> WORK TO DO: Pull every "rodzaj" line out of the data below.

> SUPPLIED RECORDS:
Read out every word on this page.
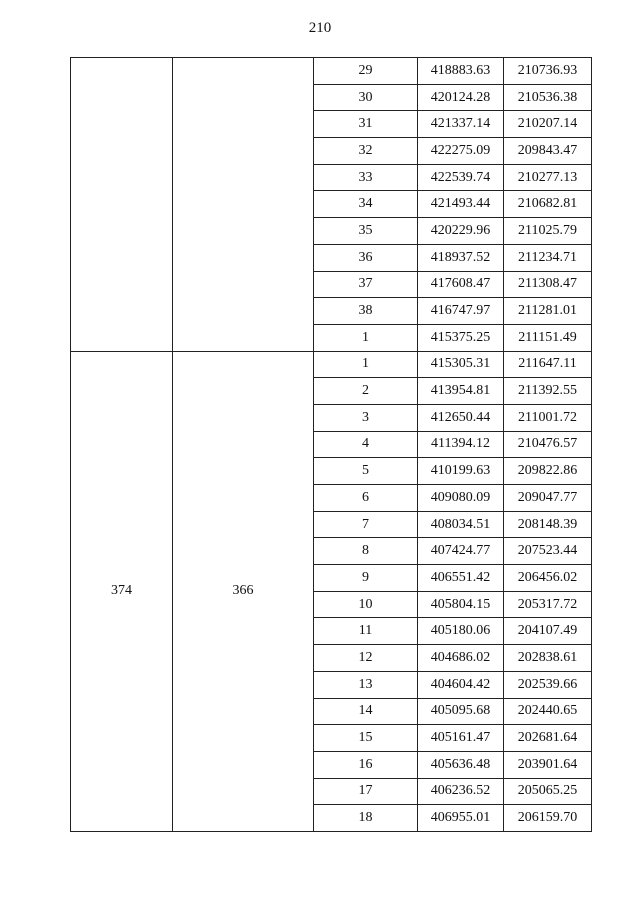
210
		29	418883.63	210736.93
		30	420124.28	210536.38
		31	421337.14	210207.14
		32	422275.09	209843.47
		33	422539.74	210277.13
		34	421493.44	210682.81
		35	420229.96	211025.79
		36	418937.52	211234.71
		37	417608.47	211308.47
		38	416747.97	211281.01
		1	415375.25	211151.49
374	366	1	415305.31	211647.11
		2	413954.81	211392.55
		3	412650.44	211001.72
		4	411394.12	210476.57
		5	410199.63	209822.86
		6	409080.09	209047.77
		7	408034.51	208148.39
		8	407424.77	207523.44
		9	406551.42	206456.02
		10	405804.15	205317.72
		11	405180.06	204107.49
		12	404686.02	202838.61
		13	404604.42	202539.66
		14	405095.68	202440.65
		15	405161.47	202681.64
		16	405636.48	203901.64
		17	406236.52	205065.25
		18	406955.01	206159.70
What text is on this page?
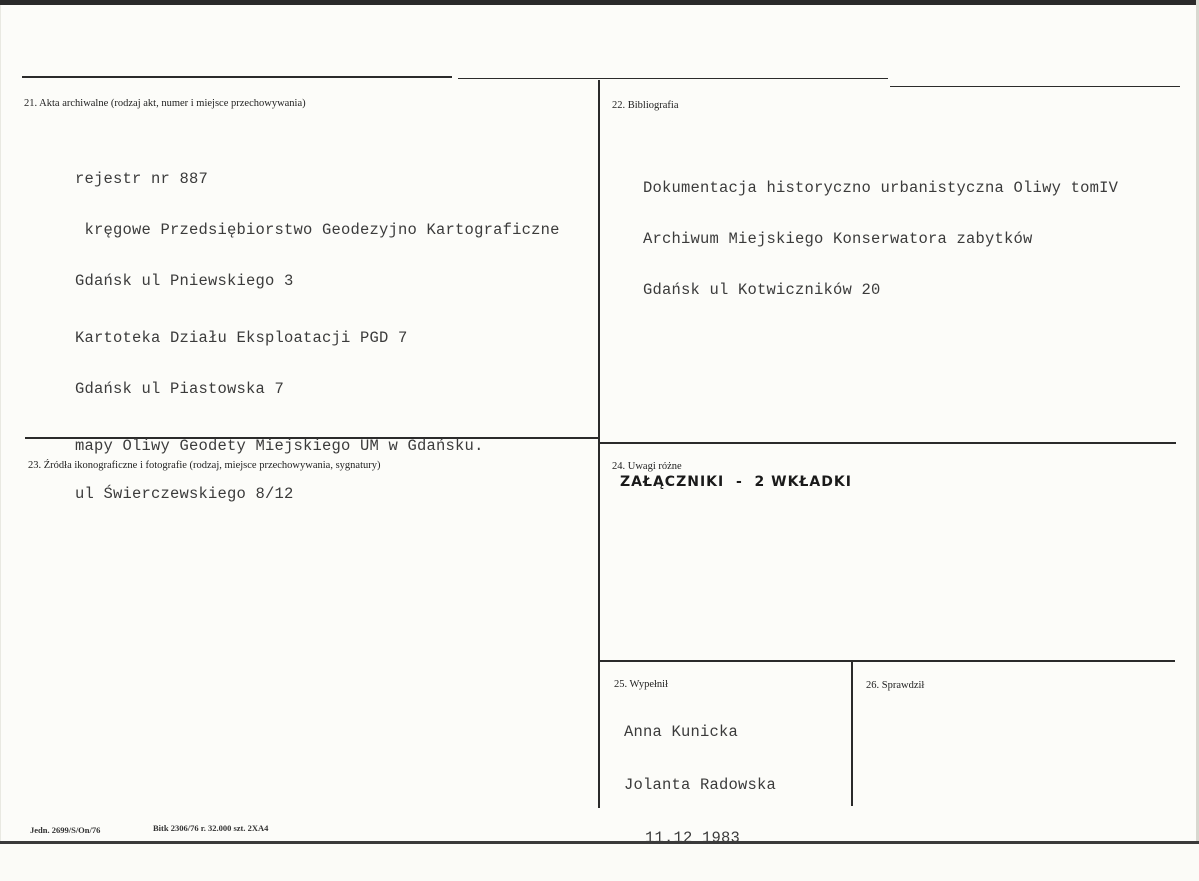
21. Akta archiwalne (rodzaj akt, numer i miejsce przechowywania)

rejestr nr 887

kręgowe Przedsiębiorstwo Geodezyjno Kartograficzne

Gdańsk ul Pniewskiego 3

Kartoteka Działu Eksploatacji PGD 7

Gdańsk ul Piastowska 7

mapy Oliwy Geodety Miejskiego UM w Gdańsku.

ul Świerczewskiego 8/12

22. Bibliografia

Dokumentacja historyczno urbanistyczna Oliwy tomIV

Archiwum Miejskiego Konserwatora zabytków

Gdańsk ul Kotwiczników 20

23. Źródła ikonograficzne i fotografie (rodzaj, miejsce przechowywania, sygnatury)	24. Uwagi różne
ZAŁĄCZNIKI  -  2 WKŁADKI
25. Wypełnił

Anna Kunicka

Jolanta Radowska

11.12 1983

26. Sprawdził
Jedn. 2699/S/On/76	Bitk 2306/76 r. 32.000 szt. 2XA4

> RESPONSE TO THE TASK:
21. Akta archiwalne (rodzaj akt, numer i miejsce przechowywania)
23. Źródła ikonograficzne i fotografie (rodzaj, miejsce przechowywania, sygnatury)	24. Uwagi różne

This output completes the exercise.